Task instructions – Reproduce all entries verbatim, with nothing added or dropped.
◆ ◆ ◆
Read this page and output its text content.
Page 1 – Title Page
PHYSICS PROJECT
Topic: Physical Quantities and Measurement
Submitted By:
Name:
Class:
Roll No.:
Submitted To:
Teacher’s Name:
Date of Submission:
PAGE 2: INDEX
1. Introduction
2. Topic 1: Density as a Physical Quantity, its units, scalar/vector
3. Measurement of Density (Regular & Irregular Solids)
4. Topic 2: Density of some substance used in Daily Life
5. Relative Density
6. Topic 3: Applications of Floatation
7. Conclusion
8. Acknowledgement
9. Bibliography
◆ ◆ ◆
The result –
Read this page and output its text content.
Page 1 – Title Page
PHYSICS PROJECT
Topic: Physical Quantities and Measurement
Submitted By:
Name:
Class:
Roll No.:
Submitted To:
Teacher’s Name:
Date of Submission:
PAGE 2: INDEX
1. Introduction
2. Topic 1: Density as a Physical Quantity, its units, scalar/vector
3. Measurement of Density (Regular & Irregular Solids)
4. Topic 2: Density of some substance used in Daily Life
5. Relative Density
6. Topic 3: Applications of Floatation
7. Conclusion
8. Acknowledgement
9. Bibliography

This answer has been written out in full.